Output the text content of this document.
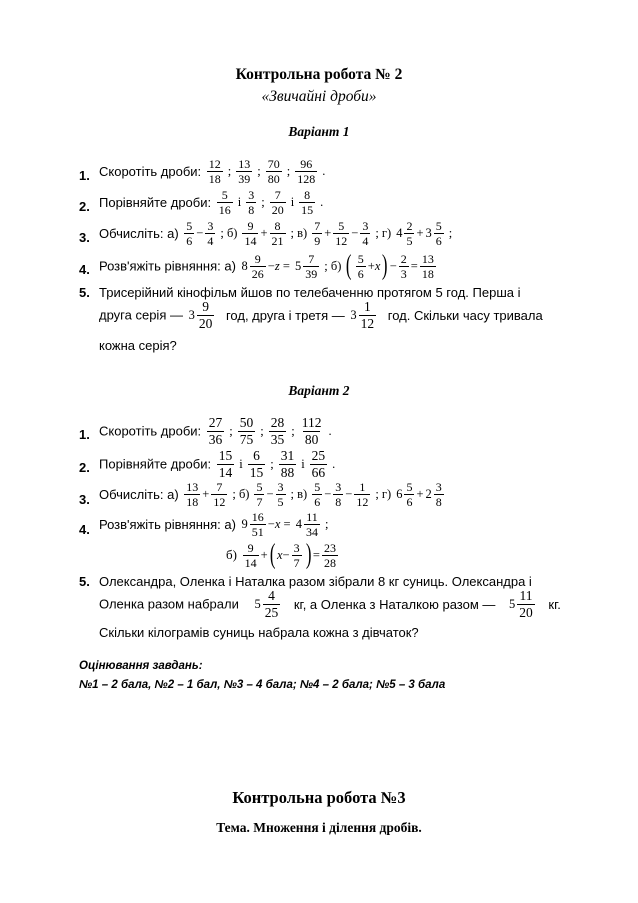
Контрольна робота № 2
«Звичайні дроби»
Варіант 1
1. Скоротіть дроби: $\frac{12}{18}$ ; $\frac{13}{39}$ ; $\frac{70}{80}$ ; $\frac{96}{128}$ .
2. Порівняйте дроби: $\frac{5}{16}$ і $\frac{3}{8}$ ; $\frac{7}{20}$ і $\frac{8}{15}$ .
3. Обчисліть: $а) \frac{5}{6} - \frac{3}{4}$ ; $б) \frac{9}{14} + \frac{8}{21}$ ; $в) \frac{7}{9} + \frac{5}{12} - \frac{3}{4}$ ; г) $4 \frac{2}{5} + 3 \frac{5}{6}$ ;
4. Розв'яжіть рівняння: а) $8 \frac{9}{26} - z = 5 \frac{7}{39}$ ; б) ( $\frac{5}{6} + x$ ) − $\frac{2}{3} = \frac{13}{18}$
5. Трисерійний кінофільм йшов по телебаченню протягом 5 год. Перша і
друга серія — $3 \frac{9}{20}$ год, друга і третя — $3 \frac{1}{12}$ год. Скільки часу тривала
кожна серія?
Варіант 2
1. Скоротіть дроби: $\frac{27}{36}$ ; $\frac{50}{75}$ ; $\frac{28}{35}$ ; $\frac{112}{80}$ .
2. Порівняйте дроби: $\frac{15}{14}$ і $\frac{6}{15}$ ; $\frac{31}{88}$ і $\frac{25}{66}$ .
3. Обчисліть: $а) \frac{13}{18} + \frac{7}{12}$ ; $б) \frac{5}{7} - \frac{3}{5}$ ; $в) \frac{5}{6} - \frac{3}{8} - \frac{1}{12}$ ; г) $6 \frac{5}{6} + 2 \frac{3}{8}$
4. Розв'яжіть рівняння: а) $9 \frac{16}{51} - x = 4 \frac{11}{34}$ ;
$б) \frac{9}{14}$ + ( $x - \frac{3}{7}$ ) = $\frac{23}{28}$
5. Олександра, Оленка і Наталка разом зібрали 8 кг суниць. Олександра і
Оленка разом набрали $5 \frac{4}{25}$ кг, а Оленка з Наталкою разом — $5 \frac{11}{20}$ кг.
Скільки кілограмів суниць набрала кожна з дівчаток?
Оцінювання завдань:
№1 – 2 бала, №2 – 1 бал, №3 – 4 бала; №4 – 2 бала; №5 – 3 бала
Контрольна робота №3
Тема. Множення і ділення дробів.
--------------------------------------------------
PROMPT
In your copy of the records, include no pictures; repeat everything else exactly.

PROBLEM SOLUTION
Output the text content of this document.
Контрольна робота № 2
«Звичайні дроби»
Варіант 1
1. Скоротіть дроби: $\frac{12}{18}$ ; $\frac{13}{39}$ ; $\frac{70}{80}$ ; $\frac{96}{128}$ .
2. Порівняйте дроби: $\frac{5}{16}$ і $\frac{3}{8}$ ; $\frac{7}{20}$ і $\frac{8}{15}$ .
3. Обчисліть: $а) \frac{5}{6} - \frac{3}{4}$ ; $б) \frac{9}{14} + \frac{8}{21}$ ; $в) \frac{7}{9} + \frac{5}{12} - \frac{3}{4}$ ; г) $4 \frac{2}{5} + 3 \frac{5}{6}$ ;
4. Розв'яжіть рівняння: а) $8 \frac{9}{26} - z = 5 \frac{7}{39}$ ; б) ( $\frac{5}{6} + x$ ) − $\frac{2}{3} = \frac{13}{18}$
5. Трисерійний кінофільм йшов по телебаченню протягом 5 год. Перша і
друга серія — $3 \frac{9}{20}$ год, друга і третя — $3 \frac{1}{12}$ год. Скільки часу тривала
кожна серія?
Варіант 2
1. Скоротіть дроби: $\frac{27}{36}$ ; $\frac{50}{75}$ ; $\frac{28}{35}$ ; $\frac{112}{80}$ .
2. Порівняйте дроби: $\frac{15}{14}$ і $\frac{6}{15}$ ; $\frac{31}{88}$ і $\frac{25}{66}$ .
3. Обчисліть: $а) \frac{13}{18} + \frac{7}{12}$ ; $б) \frac{5}{7} - \frac{3}{5}$ ; $в) \frac{5}{6} - \frac{3}{8} - \frac{1}{12}$ ; г) $6 \frac{5}{6} + 2 \frac{3}{8}$
4. Розв'яжіть рівняння: а) $9 \frac{16}{51} - x = 4 \frac{11}{34}$ ;
$б) \frac{9}{14}$ + ( $x - \frac{3}{7}$ ) = $\frac{23}{28}$
5. Олександра, Оленка і Наталка разом зібрали 8 кг суниць. Олександра і
Оленка разом набрали $5 \frac{4}{25}$ кг, а Оленка з Наталкою разом — $5 \frac{11}{20}$ кг.
Скільки кілограмів суниць набрала кожна з дівчаток?
Оцінювання завдань:
№1 – 2 бала, №2 – 1 бал, №3 – 4 бала; №4 – 2 бала; №5 – 3 бала
Контрольна робота №3
Тема. Множення і ділення дробів.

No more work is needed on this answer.